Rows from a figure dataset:
——

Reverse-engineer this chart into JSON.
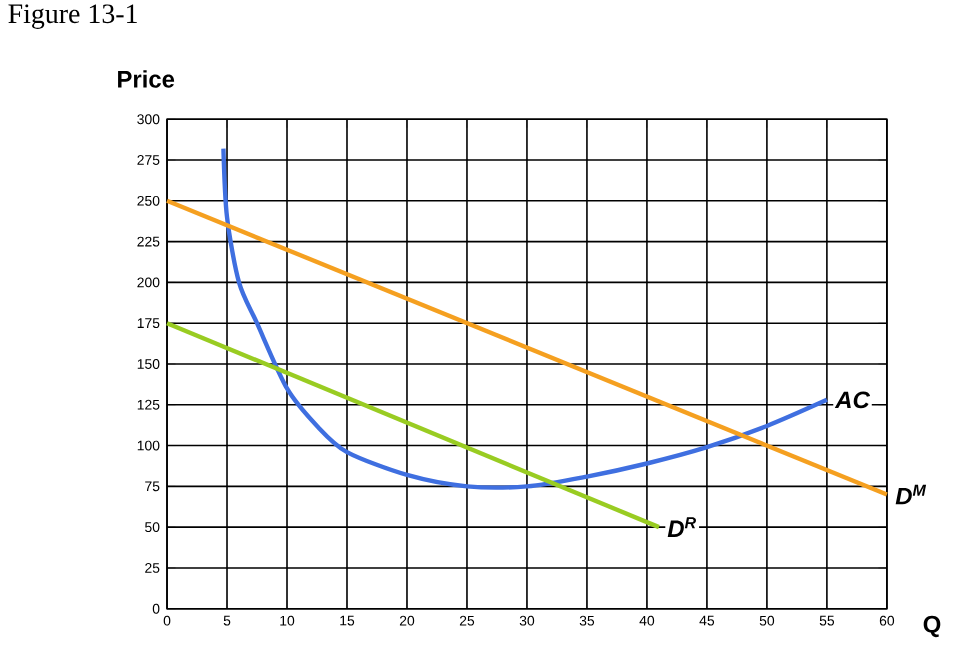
{
  "chart_data": {
    "type": "line",
    "title": "Figure 13-1",
    "xlabel": "Q",
    "ylabel": "Price",
    "xlim": [
      0,
      60
    ],
    "ylim": [
      0,
      300
    ],
    "xticks": [
      0,
      5,
      10,
      15,
      20,
      25,
      30,
      35,
      40,
      45,
      50,
      55,
      60
    ],
    "yticks": [
      0,
      25,
      50,
      75,
      100,
      125,
      150,
      175,
      200,
      225,
      250,
      275,
      300
    ],
    "grid": true,
    "marker": "none",
    "line_style": "solid",
    "series": [
      {
        "name": "AC",
        "color": "#3f6fe0",
        "x": [
          4.7,
          5,
          6,
          7.5,
          10,
          12.5,
          15,
          20,
          25,
          30,
          35,
          40,
          45,
          50,
          55
        ],
        "values": [
          282,
          240,
          200,
          175,
          135,
          112,
          96,
          82,
          75,
          75,
          81,
          89,
          99,
          112,
          128
        ]
      },
      {
        "name": "D$^{M}$",
        "color": "#f5a020",
        "x": [
          0,
          60
        ],
        "values": [
          250,
          70
        ]
      },
      {
        "name": "D$^{R}$",
        "color": "#99cc22",
        "x": [
          0,
          41
        ],
        "values": [
          175,
          50
        ]
      }
    ]
  }
}
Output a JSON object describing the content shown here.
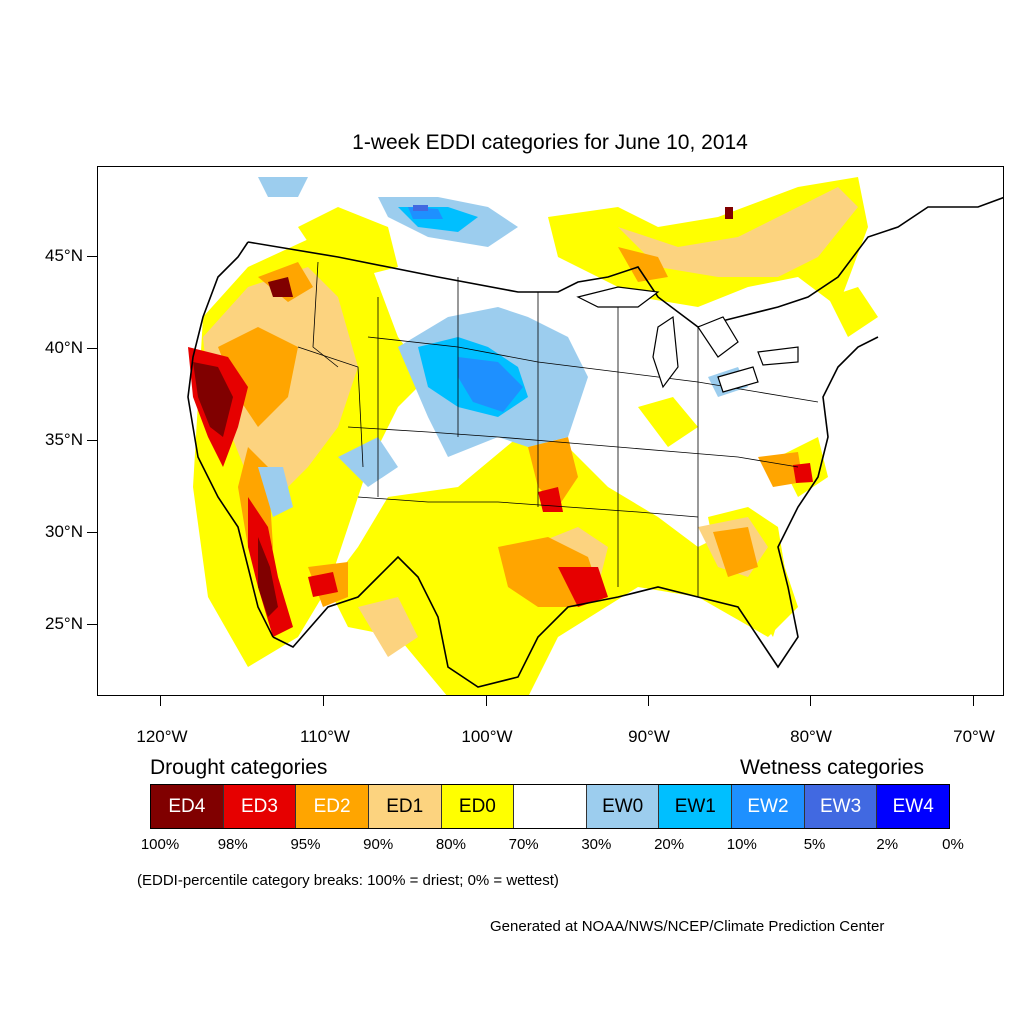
{
  "title": "1-week EDDI categories for June 10, 2014",
  "map": {
    "latitude_labels": [
      {
        "text": "45°N",
        "lat": 45
      },
      {
        "text": "40°N",
        "lat": 40
      },
      {
        "text": "35°N",
        "lat": 35
      },
      {
        "text": "30°N",
        "lat": 30
      },
      {
        "text": "25°N",
        "lat": 25
      }
    ],
    "longitude_labels": [
      {
        "text": "120°W",
        "lon": -120
      },
      {
        "text": "110°W",
        "lon": -110
      },
      {
        "text": "100°W",
        "lon": -100
      },
      {
        "text": "90°W",
        "lon": -90
      },
      {
        "text": "80°W",
        "lon": -80
      },
      {
        "text": "70°W",
        "lon": -70
      }
    ]
  },
  "legend": {
    "drought_heading": "Drought categories",
    "wetness_heading": "Wetness categories",
    "categories": [
      {
        "label": "ED4",
        "color": "#800000",
        "text_color": "#ffffff"
      },
      {
        "label": "ED3",
        "color": "#e60000",
        "text_color": "#ffffff"
      },
      {
        "label": "ED2",
        "color": "#ffa500",
        "text_color": "#ffffff"
      },
      {
        "label": "ED1",
        "color": "#fcd37f",
        "text_color": "#000000"
      },
      {
        "label": "ED0",
        "color": "#ffff00",
        "text_color": "#000000"
      },
      {
        "label": "",
        "color": "#ffffff",
        "text_color": "#000000"
      },
      {
        "label": "EW0",
        "color": "#9ccdee",
        "text_color": "#000000"
      },
      {
        "label": "EW1",
        "color": "#00bfff",
        "text_color": "#000000"
      },
      {
        "label": "EW2",
        "color": "#1e90ff",
        "text_color": "#ffffff"
      },
      {
        "label": "EW3",
        "color": "#4169e1",
        "text_color": "#ffffff"
      },
      {
        "label": "EW4",
        "color": "#0000ff",
        "text_color": "#ffffff"
      }
    ],
    "percentiles": [
      "100%",
      "98%",
      "95%",
      "90%",
      "80%",
      "70%",
      "30%",
      "20%",
      "10%",
      "5%",
      "2%",
      "0%"
    ]
  },
  "note": "(EDDI-percentile category breaks: 100% = driest; 0% = wettest)",
  "credit": "Generated at NOAA/NWS/NCEP/Climate Prediction Center"
}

——

▸ **What you need to do**
Write out the records above exactly as they stand, leaving out every picture.

▸ **Exercise response**
Reverse-engineer this chart into JSON.
{
  "chart_data": {
    "type": "line",
    "title": "Figure 13-1",
    "xlabel": "Q",
    "ylabel": "Price",
    "xlim": [
      0,
      60
    ],
    "ylim": [
      0,
      300
    ],
    "xticks": [
      0,
      5,
      10,
      15,
      20,
      25,
      30,
      35,
      40,
      45,
      50,
      55,
      60
    ],
    "yticks": [
      0,
      25,
      50,
      75,
      100,
      125,
      150,
      175,
      200,
      225,
      250,
      275,
      300
    ],
    "grid": true,
    "marker": "none",
    "line_style": "solid",
    "series": [
      {
        "name": "AC",
        "color": "#3f6fe0",
        "x": [
          4.7,
          5,
          6,
          7.5,
          10,
          12.5,
          15,
          20,
          25,
          30,
          35,
          40,
          45,
          50,
          55
        ],
        "values": [
          282,
          240,
          200,
          175,
          135,
          112,
          96,
          82,
          75,
          75,
          81,
          89,
          99,
          112,
          128
        ]
      },
      {
        "name": "D$^{M}$",
        "color": "#f5a020",
        "x": [
          0,
          60
        ],
        "values": [
          250,
          70
        ]
      },
      {
        "name": "D$^{R}$",
        "color": "#99cc22",
        "x": [
          0,
          41
        ],
        "values": [
          175,
          50
        ]
      }
    ]
  }
}
Output a JSON object describing the content shown here.
{
  "title": "1-week EDDI categories for June 10, 2014",
  "map": {
    "latitude_labels": [
      {
        "text": "45°N",
        "lat": 45
      },
      {
        "text": "40°N",
        "lat": 40
      },
      {
        "text": "35°N",
        "lat": 35
      },
      {
        "text": "30°N",
        "lat": 30
      },
      {
        "text": "25°N",
        "lat": 25
      }
    ],
    "longitude_labels": [
      {
        "text": "120°W",
        "lon": -120
      },
      {
        "text": "110°W",
        "lon": -110
      },
      {
        "text": "100°W",
        "lon": -100
      },
      {
        "text": "90°W",
        "lon": -90
      },
      {
        "text": "80°W",
        "lon": -80
      },
      {
        "text": "70°W",
        "lon": -70
      }
    ]
  },
  "legend": {
    "drought_heading": "Drought categories",
    "wetness_heading": "Wetness categories",
    "categories": [
      {
        "label": "ED4",
        "color": "#800000",
        "text_color": "#ffffff"
      },
      {
        "label": "ED3",
        "color": "#e60000",
        "text_color": "#ffffff"
      },
      {
        "label": "ED2",
        "color": "#ffa500",
        "text_color": "#ffffff"
      },
      {
        "label": "ED1",
        "color": "#fcd37f",
        "text_color": "#000000"
      },
      {
        "label": "ED0",
        "color": "#ffff00",
        "text_color": "#000000"
      },
      {
        "label": "",
        "color": "#ffffff",
        "text_color": "#000000"
      },
      {
        "label": "EW0",
        "color": "#9ccdee",
        "text_color": "#000000"
      },
      {
        "label": "EW1",
        "color": "#00bfff",
        "text_color": "#000000"
      },
      {
        "label": "EW2",
        "color": "#1e90ff",
        "text_color": "#ffffff"
      },
      {
        "label": "EW3",
        "color": "#4169e1",
        "text_color": "#ffffff"
      },
      {
        "label": "EW4",
        "color": "#0000ff",
        "text_color": "#ffffff"
      }
    ],
    "percentiles": [
      "100%",
      "98%",
      "95%",
      "90%",
      "80%",
      "70%",
      "30%",
      "20%",
      "10%",
      "5%",
      "2%",
      "0%"
    ]
  },
  "note": "(EDDI-percentile category breaks: 100% = driest; 0% = wettest)",
  "credit": "Generated at NOAA/NWS/NCEP/Climate Prediction Center"
}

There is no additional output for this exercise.